Task requirements
Extract each line from the entries below that has the string "contain" in it.

Input records
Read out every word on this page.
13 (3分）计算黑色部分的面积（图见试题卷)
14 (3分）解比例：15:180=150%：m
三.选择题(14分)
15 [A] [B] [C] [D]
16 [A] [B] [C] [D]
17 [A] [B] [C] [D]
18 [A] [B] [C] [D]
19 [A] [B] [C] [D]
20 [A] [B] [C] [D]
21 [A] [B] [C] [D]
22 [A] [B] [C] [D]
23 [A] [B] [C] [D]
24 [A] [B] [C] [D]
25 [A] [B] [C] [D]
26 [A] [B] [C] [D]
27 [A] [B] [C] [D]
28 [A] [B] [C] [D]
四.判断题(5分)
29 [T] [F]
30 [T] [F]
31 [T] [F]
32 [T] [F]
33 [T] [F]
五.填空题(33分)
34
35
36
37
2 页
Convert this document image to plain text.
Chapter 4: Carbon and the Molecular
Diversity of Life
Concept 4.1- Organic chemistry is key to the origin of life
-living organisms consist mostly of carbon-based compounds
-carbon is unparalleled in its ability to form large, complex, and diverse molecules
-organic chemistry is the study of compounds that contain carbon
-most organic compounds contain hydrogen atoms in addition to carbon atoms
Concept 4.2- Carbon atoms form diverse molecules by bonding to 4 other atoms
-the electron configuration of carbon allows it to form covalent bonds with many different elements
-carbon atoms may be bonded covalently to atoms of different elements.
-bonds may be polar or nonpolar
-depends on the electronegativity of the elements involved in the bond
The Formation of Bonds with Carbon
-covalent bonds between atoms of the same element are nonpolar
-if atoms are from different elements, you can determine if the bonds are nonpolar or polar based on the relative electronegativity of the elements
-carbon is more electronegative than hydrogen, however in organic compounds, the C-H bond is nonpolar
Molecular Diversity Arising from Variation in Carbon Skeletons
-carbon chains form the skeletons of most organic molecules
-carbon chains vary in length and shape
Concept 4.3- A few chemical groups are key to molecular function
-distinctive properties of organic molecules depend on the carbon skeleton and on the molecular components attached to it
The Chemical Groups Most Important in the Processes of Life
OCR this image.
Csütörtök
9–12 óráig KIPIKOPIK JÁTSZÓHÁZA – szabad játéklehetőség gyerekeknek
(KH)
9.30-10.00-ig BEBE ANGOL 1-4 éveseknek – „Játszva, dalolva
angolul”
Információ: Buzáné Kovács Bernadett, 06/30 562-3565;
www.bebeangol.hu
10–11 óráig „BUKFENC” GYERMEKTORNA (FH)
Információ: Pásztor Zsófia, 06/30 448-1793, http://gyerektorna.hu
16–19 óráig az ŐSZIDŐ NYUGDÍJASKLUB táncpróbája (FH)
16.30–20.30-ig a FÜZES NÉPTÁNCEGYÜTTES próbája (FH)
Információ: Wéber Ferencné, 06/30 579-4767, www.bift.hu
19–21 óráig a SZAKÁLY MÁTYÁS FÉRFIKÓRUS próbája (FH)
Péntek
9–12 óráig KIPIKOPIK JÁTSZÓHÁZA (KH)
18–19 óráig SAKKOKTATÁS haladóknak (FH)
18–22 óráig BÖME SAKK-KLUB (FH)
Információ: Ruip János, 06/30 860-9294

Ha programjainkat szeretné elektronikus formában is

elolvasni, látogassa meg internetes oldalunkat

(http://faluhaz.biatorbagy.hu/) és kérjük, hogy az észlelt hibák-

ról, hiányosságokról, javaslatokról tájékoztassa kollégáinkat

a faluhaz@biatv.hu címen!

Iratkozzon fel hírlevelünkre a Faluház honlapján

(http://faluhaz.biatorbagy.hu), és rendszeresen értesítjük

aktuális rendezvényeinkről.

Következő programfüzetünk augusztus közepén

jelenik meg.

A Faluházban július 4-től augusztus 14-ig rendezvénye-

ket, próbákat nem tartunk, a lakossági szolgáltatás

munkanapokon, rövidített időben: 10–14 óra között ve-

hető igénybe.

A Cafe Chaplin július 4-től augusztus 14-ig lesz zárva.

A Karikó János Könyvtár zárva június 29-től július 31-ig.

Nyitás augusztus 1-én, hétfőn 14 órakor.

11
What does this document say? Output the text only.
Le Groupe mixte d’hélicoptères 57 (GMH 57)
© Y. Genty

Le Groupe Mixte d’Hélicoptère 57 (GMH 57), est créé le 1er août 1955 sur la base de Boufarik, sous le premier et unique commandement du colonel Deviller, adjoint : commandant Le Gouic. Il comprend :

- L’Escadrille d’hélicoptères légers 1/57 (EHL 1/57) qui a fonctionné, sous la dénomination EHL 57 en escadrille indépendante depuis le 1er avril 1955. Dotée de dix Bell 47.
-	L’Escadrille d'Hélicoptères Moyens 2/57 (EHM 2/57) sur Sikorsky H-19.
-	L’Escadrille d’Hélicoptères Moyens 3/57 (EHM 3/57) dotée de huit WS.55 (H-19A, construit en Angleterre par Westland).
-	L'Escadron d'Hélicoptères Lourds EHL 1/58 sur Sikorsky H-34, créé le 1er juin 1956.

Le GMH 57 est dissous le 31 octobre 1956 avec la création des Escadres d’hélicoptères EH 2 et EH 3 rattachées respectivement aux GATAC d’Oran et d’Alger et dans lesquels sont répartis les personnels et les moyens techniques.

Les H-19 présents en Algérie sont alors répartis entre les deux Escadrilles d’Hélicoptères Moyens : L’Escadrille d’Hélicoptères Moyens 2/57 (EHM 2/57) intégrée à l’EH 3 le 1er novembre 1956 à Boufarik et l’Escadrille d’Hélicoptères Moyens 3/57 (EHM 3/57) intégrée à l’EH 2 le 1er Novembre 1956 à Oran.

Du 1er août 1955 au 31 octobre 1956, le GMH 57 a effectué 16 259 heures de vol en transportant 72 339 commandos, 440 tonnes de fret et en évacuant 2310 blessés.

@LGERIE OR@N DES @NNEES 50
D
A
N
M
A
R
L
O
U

Answer below
-organic chemistry is the study of compounds that contain carbon
-most organic compounds contain hydrogen atoms in addition to carbon atoms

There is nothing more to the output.